Stated exercise — List every line below containing "числе".

Source data —
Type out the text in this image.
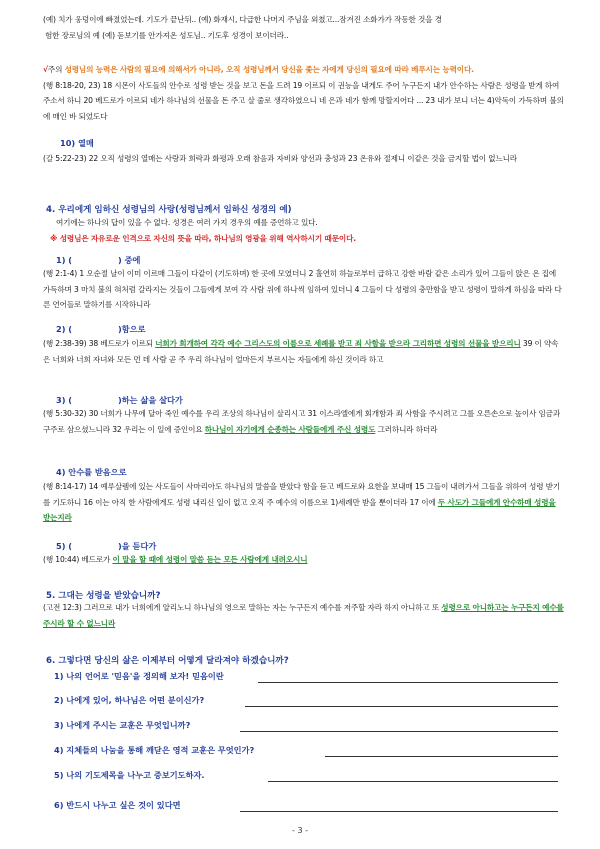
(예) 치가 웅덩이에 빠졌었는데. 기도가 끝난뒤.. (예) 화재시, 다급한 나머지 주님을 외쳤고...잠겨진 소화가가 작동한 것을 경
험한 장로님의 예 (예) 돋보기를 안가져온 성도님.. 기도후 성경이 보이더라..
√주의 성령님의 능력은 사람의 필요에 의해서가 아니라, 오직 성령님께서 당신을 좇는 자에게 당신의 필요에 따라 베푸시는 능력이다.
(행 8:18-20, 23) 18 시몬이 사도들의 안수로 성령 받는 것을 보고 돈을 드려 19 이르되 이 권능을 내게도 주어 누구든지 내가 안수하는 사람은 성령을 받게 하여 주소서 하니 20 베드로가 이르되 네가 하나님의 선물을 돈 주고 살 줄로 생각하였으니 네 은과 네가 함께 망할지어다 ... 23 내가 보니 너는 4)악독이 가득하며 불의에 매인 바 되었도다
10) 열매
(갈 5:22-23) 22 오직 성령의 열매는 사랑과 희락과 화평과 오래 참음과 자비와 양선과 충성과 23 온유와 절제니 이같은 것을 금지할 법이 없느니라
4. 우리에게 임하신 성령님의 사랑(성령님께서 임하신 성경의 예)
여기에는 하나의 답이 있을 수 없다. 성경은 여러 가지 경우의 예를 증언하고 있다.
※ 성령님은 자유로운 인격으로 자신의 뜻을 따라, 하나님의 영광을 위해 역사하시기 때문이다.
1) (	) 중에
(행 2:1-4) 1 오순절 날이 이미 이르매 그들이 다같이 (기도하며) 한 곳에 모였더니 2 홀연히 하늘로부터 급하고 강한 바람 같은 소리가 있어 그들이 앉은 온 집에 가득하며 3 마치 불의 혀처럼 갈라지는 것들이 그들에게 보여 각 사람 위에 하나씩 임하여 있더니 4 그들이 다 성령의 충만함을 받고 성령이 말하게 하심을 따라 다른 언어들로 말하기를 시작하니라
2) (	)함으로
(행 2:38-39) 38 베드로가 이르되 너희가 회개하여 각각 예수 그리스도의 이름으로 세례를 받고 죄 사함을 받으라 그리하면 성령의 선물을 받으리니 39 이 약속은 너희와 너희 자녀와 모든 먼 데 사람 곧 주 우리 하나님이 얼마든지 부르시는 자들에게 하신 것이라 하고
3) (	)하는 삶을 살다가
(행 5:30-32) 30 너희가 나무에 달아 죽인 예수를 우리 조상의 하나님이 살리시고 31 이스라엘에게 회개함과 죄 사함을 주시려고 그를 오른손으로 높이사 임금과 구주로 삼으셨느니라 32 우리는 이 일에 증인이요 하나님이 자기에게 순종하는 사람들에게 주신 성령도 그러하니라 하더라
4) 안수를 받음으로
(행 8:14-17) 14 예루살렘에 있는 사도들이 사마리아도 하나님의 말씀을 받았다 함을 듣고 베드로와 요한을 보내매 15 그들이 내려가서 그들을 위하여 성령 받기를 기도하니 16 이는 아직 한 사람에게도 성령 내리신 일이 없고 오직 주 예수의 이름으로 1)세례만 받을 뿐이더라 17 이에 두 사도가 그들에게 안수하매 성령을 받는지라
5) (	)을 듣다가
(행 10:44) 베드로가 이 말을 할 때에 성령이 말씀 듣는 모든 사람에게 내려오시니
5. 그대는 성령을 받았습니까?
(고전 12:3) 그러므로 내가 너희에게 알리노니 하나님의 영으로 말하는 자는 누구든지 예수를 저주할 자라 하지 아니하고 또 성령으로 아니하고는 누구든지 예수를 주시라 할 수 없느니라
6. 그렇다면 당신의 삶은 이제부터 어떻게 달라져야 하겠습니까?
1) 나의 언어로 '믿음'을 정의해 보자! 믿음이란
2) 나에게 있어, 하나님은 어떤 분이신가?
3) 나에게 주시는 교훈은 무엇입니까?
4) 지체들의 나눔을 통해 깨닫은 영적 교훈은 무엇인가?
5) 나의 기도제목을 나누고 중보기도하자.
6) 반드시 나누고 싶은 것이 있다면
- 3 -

...

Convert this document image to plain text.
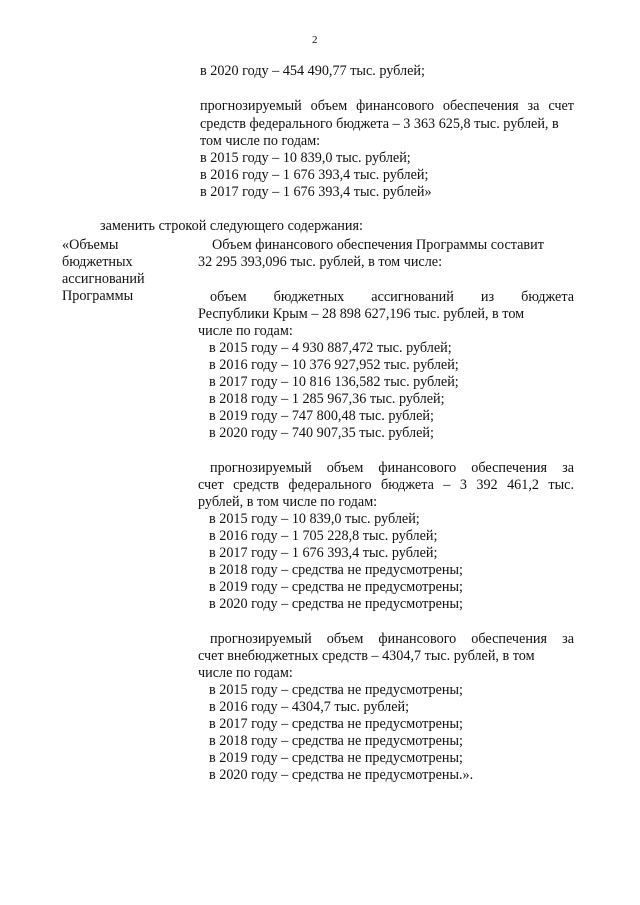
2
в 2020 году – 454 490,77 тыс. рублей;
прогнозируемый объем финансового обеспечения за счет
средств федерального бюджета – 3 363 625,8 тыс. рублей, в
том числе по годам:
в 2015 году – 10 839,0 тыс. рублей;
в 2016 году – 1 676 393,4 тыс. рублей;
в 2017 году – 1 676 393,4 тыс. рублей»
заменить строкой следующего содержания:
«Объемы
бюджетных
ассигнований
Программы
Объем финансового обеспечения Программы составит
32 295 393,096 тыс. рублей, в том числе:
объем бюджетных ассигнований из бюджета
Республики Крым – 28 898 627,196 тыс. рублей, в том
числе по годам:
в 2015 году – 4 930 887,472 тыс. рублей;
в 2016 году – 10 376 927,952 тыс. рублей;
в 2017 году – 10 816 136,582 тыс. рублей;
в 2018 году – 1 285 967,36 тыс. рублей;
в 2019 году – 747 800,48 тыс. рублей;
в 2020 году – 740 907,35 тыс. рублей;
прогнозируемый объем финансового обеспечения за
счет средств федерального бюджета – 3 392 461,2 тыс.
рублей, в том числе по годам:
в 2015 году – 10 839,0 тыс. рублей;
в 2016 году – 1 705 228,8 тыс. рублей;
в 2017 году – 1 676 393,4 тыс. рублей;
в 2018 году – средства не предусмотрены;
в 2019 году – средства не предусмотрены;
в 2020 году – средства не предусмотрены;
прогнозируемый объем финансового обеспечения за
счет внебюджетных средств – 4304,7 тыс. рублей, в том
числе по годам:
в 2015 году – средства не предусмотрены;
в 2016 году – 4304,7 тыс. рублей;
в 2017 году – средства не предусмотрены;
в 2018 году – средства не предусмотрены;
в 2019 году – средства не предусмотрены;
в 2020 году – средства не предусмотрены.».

Output below —
том числе по годам:
32 295 393,096 тыс. рублей, в том числе:
числе по годам:
рублей, в том числе по годам:
числе по годам:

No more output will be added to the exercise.